- _What is required_
From the material below, tally every line containing "Batch"; reply with the total only.

= Beginning of Section =

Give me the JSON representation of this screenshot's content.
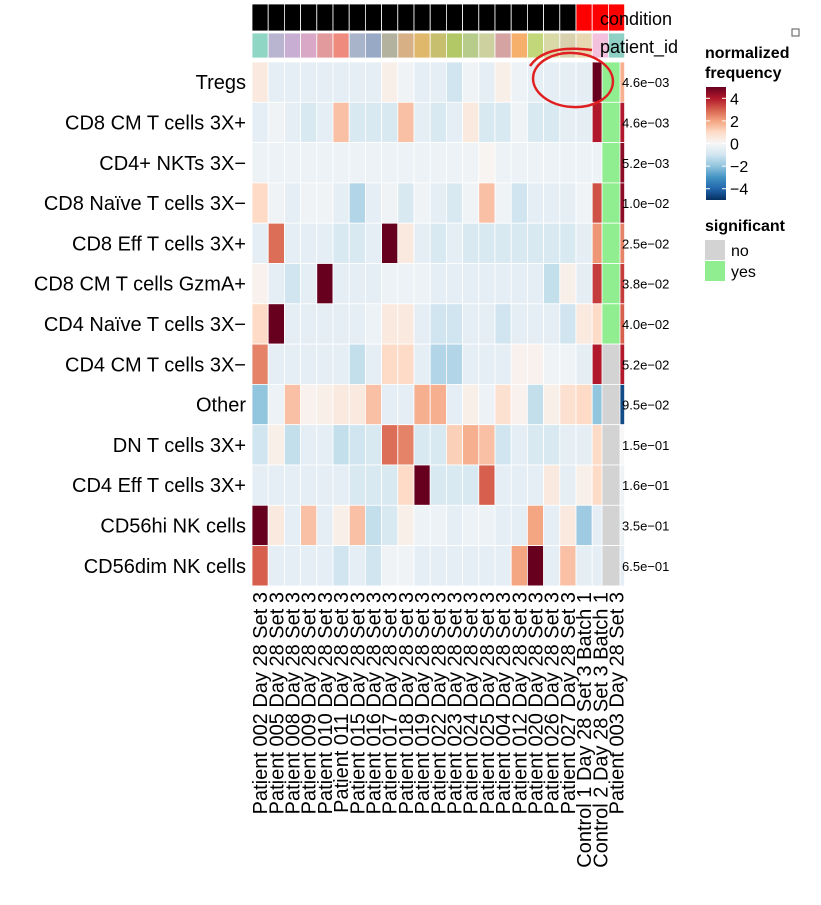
{
  "chart_data": {
    "type": "heatmap",
    "color_scale": {
      "low": "#053061",
      "mid": "#f7f7f7",
      "high": "#67001f",
      "stops": [
        "#053061",
        "#2166ac",
        "#4393c3",
        "#92c5de",
        "#d1e5f0",
        "#f7f7f7",
        "#fddbc7",
        "#f4a582",
        "#d6604d",
        "#b2182b",
        "#67001f"
      ],
      "domain": [
        -5,
        5
      ]
    },
    "rows": [
      "Tregs",
      "CD8 CM T cells 3X+",
      "CD4+ NKTs 3X−",
      "CD8 Naïve T cells 3X−",
      "CD8 Eff T cells 3X+",
      "CD8 CM T cells GzmA+",
      "CD4 Naïve T cells 3X−",
      "CD4 CM T cells 3X−",
      "Other",
      "DN T cells 3X+",
      "CD4 Eff T cells 3X+",
      "CD56hi NK cells",
      "CD56dim NK cells"
    ],
    "columns": [
      "Patient 002 Day 28 Set 3",
      "Patient 005 Day 28 Set 3",
      "Patient 008 Day 28 Set 3",
      "Patient 009 Day 28 Set 3",
      "Patient 010 Day 28 Set 3",
      "Patient 011 Day 28 Set 3",
      "Patient 015 Day 28 Set 3",
      "Patient 016 Day 28 Set 3",
      "Patient 017 Day 28 Set 3",
      "Patient 018 Day 28 Set 3",
      "Patient 019 Day 28 Set 3",
      "Patient 022 Day 28 Set 3",
      "Patient 023 Day 28 Set 3",
      "Patient 024 Day 28 Set 3",
      "Patient 025 Day 28 Set 3",
      "Patient 004 Day 28 Set 3",
      "Patient 012 Day 28 Set 3",
      "Patient 020 Day 28 Set 3",
      "Patient 026 Day 28 Set 3",
      "Patient 027 Day 28 Set 3",
      "Control 1 Day 28 Set 3 Batch 1",
      "Control 2 Day 28 Set 3 Batch 1",
      "Patient 003 Day 28 Set 3"
    ],
    "values": [
      [
        0.5,
        -0.5,
        -0.5,
        -0.5,
        -0.5,
        -0.5,
        -0.5,
        -0.5,
        0.3,
        -0.2,
        -0.5,
        -0.5,
        -1.0,
        -0.2,
        -0.5,
        0.3,
        -0.3,
        -0.5,
        -0.5,
        -0.5,
        -0.5,
        5.0,
        1.8
      ],
      [
        -0.5,
        -0.2,
        -0.5,
        -0.8,
        -0.5,
        1.5,
        -0.8,
        -0.8,
        -0.8,
        1.5,
        -0.5,
        -0.8,
        -0.5,
        0.5,
        -0.8,
        -0.8,
        -0.2,
        -0.8,
        -0.8,
        -0.5,
        -0.5,
        4.0,
        4.0
      ],
      [
        -0.3,
        -0.3,
        -0.3,
        -0.3,
        -0.3,
        -0.3,
        -0.3,
        -0.3,
        -0.3,
        -0.3,
        -0.3,
        -0.3,
        -0.3,
        -0.2,
        0.1,
        -0.3,
        -0.3,
        -0.3,
        -0.3,
        -0.3,
        -0.3,
        -0.3,
        4.5
      ],
      [
        1.0,
        -0.2,
        -0.5,
        -0.2,
        -0.2,
        -0.5,
        -1.5,
        -0.5,
        -0.2,
        -0.8,
        -0.2,
        -0.5,
        -0.8,
        -0.2,
        1.5,
        -0.2,
        -1.0,
        -0.5,
        -0.5,
        -0.5,
        -0.2,
        3.2,
        4.5
      ],
      [
        -0.5,
        2.8,
        -0.5,
        -0.5,
        -0.5,
        -0.8,
        -0.8,
        -0.5,
        5.0,
        0.5,
        -0.5,
        -0.8,
        -0.5,
        -0.8,
        -0.8,
        -0.8,
        -0.8,
        -0.8,
        -0.8,
        -0.8,
        -0.5,
        2.2,
        2.5
      ],
      [
        0.2,
        -0.5,
        -1.0,
        -0.5,
        5.0,
        -0.5,
        -0.5,
        -0.5,
        -0.3,
        -0.3,
        -0.3,
        -0.5,
        -0.5,
        -0.5,
        -0.5,
        -0.5,
        -0.5,
        -0.5,
        -1.2,
        0.3,
        -0.5,
        3.5,
        3.5
      ],
      [
        1.0,
        5.0,
        -0.5,
        -0.5,
        -0.5,
        -0.5,
        -0.5,
        -0.3,
        0.5,
        0.5,
        -0.5,
        -1.0,
        -1.0,
        -0.5,
        -0.5,
        -1.0,
        -0.5,
        -0.5,
        -0.5,
        -1.0,
        0.5,
        1.0,
        3.0
      ],
      [
        2.5,
        -0.5,
        -0.5,
        -0.5,
        -0.5,
        -0.5,
        -1.2,
        -0.5,
        1.0,
        1.0,
        -0.5,
        -1.5,
        -1.5,
        -0.5,
        -0.5,
        -0.5,
        0.2,
        0.2,
        -0.2,
        -0.2,
        -0.5,
        4.0,
        4.0
      ],
      [
        -2.0,
        -0.3,
        1.5,
        0.2,
        0.3,
        0.5,
        0.5,
        1.5,
        -0.5,
        -0.5,
        1.8,
        1.8,
        -0.5,
        0.3,
        -0.3,
        0.8,
        0.2,
        -1.2,
        0.3,
        0.8,
        1.0,
        -2.0,
        -4.5
      ],
      [
        -1.0,
        0.3,
        -1.2,
        -0.5,
        -0.5,
        -1.2,
        -1.0,
        -0.8,
        2.8,
        2.5,
        -0.8,
        -0.8,
        1.2,
        1.8,
        1.5,
        -1.0,
        -0.5,
        -0.8,
        -0.8,
        -0.5,
        -0.5,
        1.0,
        0.0
      ],
      [
        -0.5,
        -0.5,
        -0.5,
        -0.5,
        -0.5,
        -0.5,
        -0.8,
        -0.8,
        -0.8,
        1.0,
        5.0,
        -0.8,
        -0.8,
        -0.8,
        3.0,
        -0.5,
        -0.5,
        -0.5,
        0.5,
        -0.5,
        0.3,
        1.0,
        -0.2
      ],
      [
        5.0,
        0.5,
        -0.5,
        1.5,
        -0.5,
        0.3,
        1.5,
        -1.2,
        -0.8,
        0.3,
        -0.3,
        -0.3,
        -0.5,
        -0.3,
        -0.3,
        -0.5,
        -0.5,
        2.0,
        -0.5,
        0.5,
        -1.8,
        -0.5,
        -0.3
      ],
      [
        3.0,
        -0.5,
        -0.5,
        -0.5,
        -0.5,
        -1.0,
        -0.5,
        -1.0,
        -0.2,
        -0.2,
        -0.5,
        -0.5,
        -0.5,
        -0.5,
        -0.5,
        -0.5,
        2.0,
        5.0,
        -0.5,
        1.5,
        -0.5,
        -0.5,
        -0.5
      ]
    ],
    "annotations": {
      "condition": {
        "label": "condition",
        "colors": [
          "#000000",
          "#000000",
          "#000000",
          "#000000",
          "#000000",
          "#000000",
          "#000000",
          "#000000",
          "#000000",
          "#000000",
          "#000000",
          "#000000",
          "#000000",
          "#000000",
          "#000000",
          "#000000",
          "#000000",
          "#000000",
          "#000000",
          "#000000",
          "#ff0000",
          "#ff0000",
          "#ff0000"
        ]
      },
      "patient_id": {
        "label": "patient_id",
        "colors": [
          "#8fd6c4",
          "#b9b5d1",
          "#c9aed3",
          "#d8a8c6",
          "#e39a9d",
          "#ef8a7f",
          "#a8b4c9",
          "#97a9c4",
          "#b3b29f",
          "#d7b185",
          "#e0b86c",
          "#c7bf6e",
          "#b2c766",
          "#b7cc8a",
          "#ccd19f",
          "#d6a3a3",
          "#f6b06b",
          "#c1d77a",
          "#d9d9a8",
          "#d9d0ad",
          "#e8d8b2",
          "#f3c0de",
          "#8ed1c4"
        ]
      }
    },
    "pvalues": [
      "4.6e−03",
      "4.6e−03",
      "5.2e−03",
      "1.0e−02",
      "2.5e−02",
      "3.8e−02",
      "4.0e−02",
      "5.2e−02",
      "9.5e−02",
      "1.5e−01",
      "1.6e−01",
      "3.5e−01",
      "6.5e−01"
    ],
    "significant": [
      "yes",
      "yes",
      "yes",
      "yes",
      "yes",
      "yes",
      "yes",
      "no",
      "no",
      "no",
      "no",
      "no",
      "no"
    ],
    "significant_colors": {
      "no": "#d3d3d3",
      "yes": "#90ee90"
    },
    "legend": {
      "heat_title": [
        "normalized",
        "frequency"
      ],
      "heat_ticks": [
        "4",
        "2",
        "0",
        "−2",
        "−4"
      ],
      "heat_tick_values": [
        4,
        2,
        0,
        -2,
        -4
      ],
      "sig_title": "significant",
      "sig_items": [
        "no",
        "yes"
      ]
    },
    "highlight": {
      "shape": "hand-drawn ellipse",
      "color": "#e02020",
      "around": "Tregs, Control 1 to Patient 003"
    }
  }
}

= End of Section =

- _Answer to this task_
2